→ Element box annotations
----------
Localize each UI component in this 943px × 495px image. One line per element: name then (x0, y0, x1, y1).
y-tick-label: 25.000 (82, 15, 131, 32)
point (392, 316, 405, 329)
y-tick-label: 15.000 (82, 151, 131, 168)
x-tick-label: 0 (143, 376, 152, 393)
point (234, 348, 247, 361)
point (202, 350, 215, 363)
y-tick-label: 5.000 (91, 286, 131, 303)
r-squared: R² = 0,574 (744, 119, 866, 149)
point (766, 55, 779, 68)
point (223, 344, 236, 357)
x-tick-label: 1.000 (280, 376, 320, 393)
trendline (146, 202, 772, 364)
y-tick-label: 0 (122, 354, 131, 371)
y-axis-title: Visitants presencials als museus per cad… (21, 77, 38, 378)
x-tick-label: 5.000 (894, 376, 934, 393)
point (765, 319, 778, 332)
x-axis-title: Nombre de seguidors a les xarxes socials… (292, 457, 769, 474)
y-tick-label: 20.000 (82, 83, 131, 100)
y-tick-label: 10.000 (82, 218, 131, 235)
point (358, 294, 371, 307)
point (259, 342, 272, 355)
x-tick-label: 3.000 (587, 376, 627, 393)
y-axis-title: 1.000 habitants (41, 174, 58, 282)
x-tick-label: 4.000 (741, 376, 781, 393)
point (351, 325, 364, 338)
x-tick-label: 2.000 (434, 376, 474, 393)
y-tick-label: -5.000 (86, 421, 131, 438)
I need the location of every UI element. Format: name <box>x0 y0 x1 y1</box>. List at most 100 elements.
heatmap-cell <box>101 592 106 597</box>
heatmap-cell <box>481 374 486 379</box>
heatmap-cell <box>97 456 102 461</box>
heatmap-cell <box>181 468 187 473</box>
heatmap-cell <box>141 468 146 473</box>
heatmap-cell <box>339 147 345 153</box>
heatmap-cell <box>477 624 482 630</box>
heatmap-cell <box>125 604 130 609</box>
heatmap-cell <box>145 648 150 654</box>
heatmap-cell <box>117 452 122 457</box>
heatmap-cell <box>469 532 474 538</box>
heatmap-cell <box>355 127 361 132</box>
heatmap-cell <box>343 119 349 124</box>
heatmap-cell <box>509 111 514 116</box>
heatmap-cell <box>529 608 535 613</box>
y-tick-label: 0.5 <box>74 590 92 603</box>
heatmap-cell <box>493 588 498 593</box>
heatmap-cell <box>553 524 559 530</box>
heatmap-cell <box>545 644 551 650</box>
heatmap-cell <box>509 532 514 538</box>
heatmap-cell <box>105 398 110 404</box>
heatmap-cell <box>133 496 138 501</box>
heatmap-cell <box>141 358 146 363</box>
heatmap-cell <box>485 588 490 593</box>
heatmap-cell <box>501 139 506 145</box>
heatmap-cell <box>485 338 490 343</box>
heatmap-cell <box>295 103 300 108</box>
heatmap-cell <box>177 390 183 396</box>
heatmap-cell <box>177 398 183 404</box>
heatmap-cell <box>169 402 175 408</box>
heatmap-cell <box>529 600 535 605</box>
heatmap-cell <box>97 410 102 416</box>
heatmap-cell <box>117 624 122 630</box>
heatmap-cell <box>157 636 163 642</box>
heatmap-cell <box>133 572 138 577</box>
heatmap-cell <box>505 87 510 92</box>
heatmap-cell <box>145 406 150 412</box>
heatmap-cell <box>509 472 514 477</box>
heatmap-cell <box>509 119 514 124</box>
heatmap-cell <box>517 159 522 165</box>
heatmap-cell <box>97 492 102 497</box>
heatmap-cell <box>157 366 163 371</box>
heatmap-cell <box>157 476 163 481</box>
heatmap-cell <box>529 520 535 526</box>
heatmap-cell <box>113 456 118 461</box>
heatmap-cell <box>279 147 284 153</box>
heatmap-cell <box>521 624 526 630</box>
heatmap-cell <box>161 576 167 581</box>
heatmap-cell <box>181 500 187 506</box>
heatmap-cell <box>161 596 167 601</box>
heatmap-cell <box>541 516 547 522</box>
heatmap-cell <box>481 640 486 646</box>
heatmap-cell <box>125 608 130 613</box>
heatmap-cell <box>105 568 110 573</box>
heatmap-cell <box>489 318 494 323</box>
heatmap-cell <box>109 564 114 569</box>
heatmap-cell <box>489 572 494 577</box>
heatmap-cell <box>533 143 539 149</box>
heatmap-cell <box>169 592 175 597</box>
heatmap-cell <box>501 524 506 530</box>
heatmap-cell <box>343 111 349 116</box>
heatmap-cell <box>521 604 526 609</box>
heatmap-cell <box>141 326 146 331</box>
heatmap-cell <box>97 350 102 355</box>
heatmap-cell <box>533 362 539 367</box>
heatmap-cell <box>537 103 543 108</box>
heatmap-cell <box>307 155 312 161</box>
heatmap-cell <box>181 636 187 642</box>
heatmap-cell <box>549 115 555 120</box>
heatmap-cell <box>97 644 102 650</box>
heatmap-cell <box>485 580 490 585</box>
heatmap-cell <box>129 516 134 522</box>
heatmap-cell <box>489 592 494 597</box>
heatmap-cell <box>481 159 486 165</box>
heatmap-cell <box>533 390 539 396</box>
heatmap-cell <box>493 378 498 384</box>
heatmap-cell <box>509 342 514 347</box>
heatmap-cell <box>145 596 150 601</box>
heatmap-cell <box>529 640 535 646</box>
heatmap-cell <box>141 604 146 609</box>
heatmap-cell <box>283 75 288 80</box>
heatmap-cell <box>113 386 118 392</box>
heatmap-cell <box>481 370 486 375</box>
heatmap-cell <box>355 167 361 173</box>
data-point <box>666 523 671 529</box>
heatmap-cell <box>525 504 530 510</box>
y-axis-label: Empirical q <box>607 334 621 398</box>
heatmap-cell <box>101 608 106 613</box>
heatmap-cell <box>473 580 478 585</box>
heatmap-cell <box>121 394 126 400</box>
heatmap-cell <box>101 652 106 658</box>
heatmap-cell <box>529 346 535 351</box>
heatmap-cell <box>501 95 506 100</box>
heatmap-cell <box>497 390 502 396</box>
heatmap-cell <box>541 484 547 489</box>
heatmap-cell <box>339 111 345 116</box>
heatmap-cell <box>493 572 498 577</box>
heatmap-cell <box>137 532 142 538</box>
----------
→ Work to do
Render every line of the material above as a Markdown table with the columns "No." and "Line", numbering the rows in order and omitting blank lines.

→ Written reply
| No. | Line |
|---|---|
| 1 | Localize each UI component in this 943px × 495px image. One line per element: name then (x0, y0, x1, y1). |
| 2 | y-tick-label: 25.000 (82, 15, 131, 32) |
| 3 | point (392, 316, 405, 329) |
| 4 | y-tick-label: 15.000 (82, 151, 131, 168) |
| 5 | x-tick-label: 0 (143, 376, 152, 393) |
| 6 | point (234, 348, 247, 361) |
| 7 | point (202, 350, 215, 363) |
| 8 | y-tick-label: 5.000 (91, 286, 131, 303) |
| 9 | r-squared: R² = 0,574 (744, 119, 866, 149) |
| 10 | point (766, 55, 779, 68) |
| 11 | point (223, 344, 236, 357) |
| 12 | x-tick-label: 1.000 (280, 376, 320, 393) |
| 13 | trendline (146, 202, 772, 364) |
| 14 | y-tick-label: 0 (122, 354, 131, 371) |
| 15 | y-axis-title: Visitants presencials als museus per cad… (21, 77, 38, 378) |
| 16 | x-tick-label: 5.000 (894, 376, 934, 393) |
| 17 | point (765, 319, 778, 332) |
| 18 | x-axis-title: Nombre de seguidors a les xarxes socials… (292, 457, 769, 474) |
| 19 | y-tick-label: 20.000 (82, 83, 131, 100) |
| 20 | y-tick-label: 10.000 (82, 218, 131, 235) |
| 21 | point (358, 294, 371, 307) |
| 22 | point (259, 342, 272, 355) |
| 23 | x-tick-label: 3.000 (587, 376, 627, 393) |
| 24 | y-axis-title: 1.000 habitants (41, 174, 58, 282) |
| 25 | x-tick-label: 4.000 (741, 376, 781, 393) |
| 26 | point (351, 325, 364, 338) |
| 27 | x-tick-label: 2.000 (434, 376, 474, 393) |
| 28 | y-tick-label: -5.000 (86, 421, 131, 438) |
| 29 | I need the location of every UI element. Format: name <box>x0 y0 x1 y1</box>. List at most 100 elements. |
| 30 | heatmap-cell <box>101 592 106 597</box> |
| 31 | heatmap-cell <box>481 374 486 379</box> |
| 32 | heatmap-cell <box>97 456 102 461</box> |
| 33 | heatmap-cell <box>181 468 187 473</box> |
| 34 | heatmap-cell <box>141 468 146 473</box> |
| 35 | heatmap-cell <box>339 147 345 153</box> |
| 36 | heatmap-cell <box>477 624 482 630</box> |
| 37 | heatmap-cell <box>125 604 130 609</box> |
| 38 | heatmap-cell <box>145 648 150 654</box> |
| 39 | heatmap-cell <box>117 452 122 457</box> |
| 40 | heatmap-cell <box>469 532 474 538</box> |
| 41 | heatmap-cell <box>355 127 361 132</box> |
| 42 | heatmap-cell <box>343 119 349 124</box> |
| 43 | heatmap-cell <box>509 111 514 116</box> |
| 44 | heatmap-cell <box>529 608 535 613</box> |
| 45 | y-tick-label: 0.5 <box>74 590 92 603</box> |
| 46 | heatmap-cell <box>493 588 498 593</box> |
| 47 | heatmap-cell <box>553 524 559 530</box> |
| 48 | heatmap-cell <box>545 644 551 650</box> |
| 49 | heatmap-cell <box>509 532 514 538</box> |
| 50 | heatmap-cell <box>105 398 110 404</box> |
| 51 | heatmap-cell <box>133 496 138 501</box> |
| 52 | heatmap-cell <box>141 358 146 363</box> |
| 53 | heatmap-cell <box>485 588 490 593</box> |
| 54 | heatmap-cell <box>501 139 506 145</box> |
| 55 | heatmap-cell <box>485 338 490 343</box> |
| 56 | heatmap-cell <box>295 103 300 108</box> |
| 57 | heatmap-cell <box>177 390 183 396</box> |
| 58 | heatmap-cell <box>177 398 183 404</box> |
| 59 | heatmap-cell <box>169 402 175 408</box> |
| 60 | heatmap-cell <box>529 600 535 605</box> |
| 61 | heatmap-cell <box>97 410 102 416</box> |
| 62 | heatmap-cell <box>117 624 122 630</box> |
| 63 | heatmap-cell <box>157 636 163 642</box> |
| 64 | heatmap-cell <box>133 572 138 577</box> |
| 65 | heatmap-cell <box>505 87 510 92</box> |
| 66 | heatmap-cell <box>145 406 150 412</box> |
| 67 | heatmap-cell <box>509 472 514 477</box> |
| 68 | heatmap-cell <box>509 119 514 124</box> |
| 69 | heatmap-cell <box>517 159 522 165</box> |
| 70 | heatmap-cell <box>97 492 102 497</box> |
| 71 | heatmap-cell <box>157 366 163 371</box> |
| 72 | heatmap-cell <box>157 476 163 481</box> |
| 73 | heatmap-cell <box>529 520 535 526</box> |
| 74 | heatmap-cell <box>113 456 118 461</box> |
| 75 | heatmap-cell <box>279 147 284 153</box> |
| 76 | heatmap-cell <box>521 624 526 630</box> |
| 77 | heatmap-cell <box>161 576 167 581</box> |
| 78 | heatmap-cell <box>181 500 187 506</box> |
| 79 | heatmap-cell <box>161 596 167 601</box> |
| 80 | heatmap-cell <box>541 516 547 522</box> |
| 81 | heatmap-cell <box>481 640 486 646</box> |
| 82 | heatmap-cell <box>125 608 130 613</box> |
| 83 | heatmap-cell <box>105 568 110 573</box> |
| 84 | heatmap-cell <box>489 318 494 323</box> |
| 85 | heatmap-cell <box>109 564 114 569</box> |
| 86 | heatmap-cell <box>489 572 494 577</box> |
| 87 | heatmap-cell <box>533 143 539 149</box> |
| 88 | heatmap-cell <box>169 592 175 597</box> |
| 89 | heatmap-cell <box>501 524 506 530</box> |
| 90 | heatmap-cell <box>343 111 349 116</box> |
| 91 | heatmap-cell <box>521 604 526 609</box> |
| 92 | heatmap-cell <box>141 326 146 331</box> |
| 93 | heatmap-cell <box>97 350 102 355</box> |
| 94 | heatmap-cell <box>533 362 539 367</box> |
| 95 | heatmap-cell <box>537 103 543 108</box> |
| 96 | heatmap-cell <box>307 155 312 161</box> |
| 97 | heatmap-cell <box>181 636 187 642</box> |
| 98 | heatmap-cell <box>549 115 555 120</box> |
| 99 | heatmap-cell <box>97 644 102 650</box> |
| 100 | heatmap-cell <box>485 580 490 585</box> |
| 101 | heatmap-cell <box>129 516 134 522</box> |
| 102 | heatmap-cell <box>489 592 494 597</box> |
| 103 | heatmap-cell <box>481 159 486 165</box> |
| 104 | heatmap-cell <box>533 390 539 396</box> |
| 105 | heatmap-cell <box>493 378 498 384</box> |
| 106 | heatmap-cell <box>509 342 514 347</box> |
| 107 | heatmap-cell <box>145 596 150 601</box> |
| 108 | heatmap-cell <box>529 640 535 646</box> |
| 109 | heatmap-cell <box>141 604 146 609</box> |
| 110 | heatmap-cell <box>283 75 288 80</box> |
| 111 | heatmap-cell <box>113 386 118 392</box> |
| 112 | heatmap-cell <box>481 370 486 375</box> |
| 113 | heatmap-cell <box>355 167 361 173</box> |
| 114 | data-point <box>666 523 671 529</box> |
| 115 | heatmap-cell <box>525 504 530 510</box> |
| 116 | y-axis-label: Empirical q <box>607 334 621 398</box> |
| 117 | heatmap-cell <box>101 608 106 613</box> |
| 118 | heatmap-cell <box>473 580 478 585</box> |
| 119 | heatmap-cell <box>121 394 126 400</box> |
| 120 | heatmap-cell <box>101 652 106 658</box> |
| 121 | heatmap-cell <box>529 346 535 351</box> |
| 122 | heatmap-cell <box>501 95 506 100</box> |
| 123 | heatmap-cell <box>497 390 502 396</box> |
| 124 | heatmap-cell <box>541 484 547 489</box> |
| 125 | heatmap-cell <box>339 111 345 116</box> |
| 126 | heatmap-cell <box>493 572 498 577</box> |
| 127 | heatmap-cell <box>137 532 142 538</box> |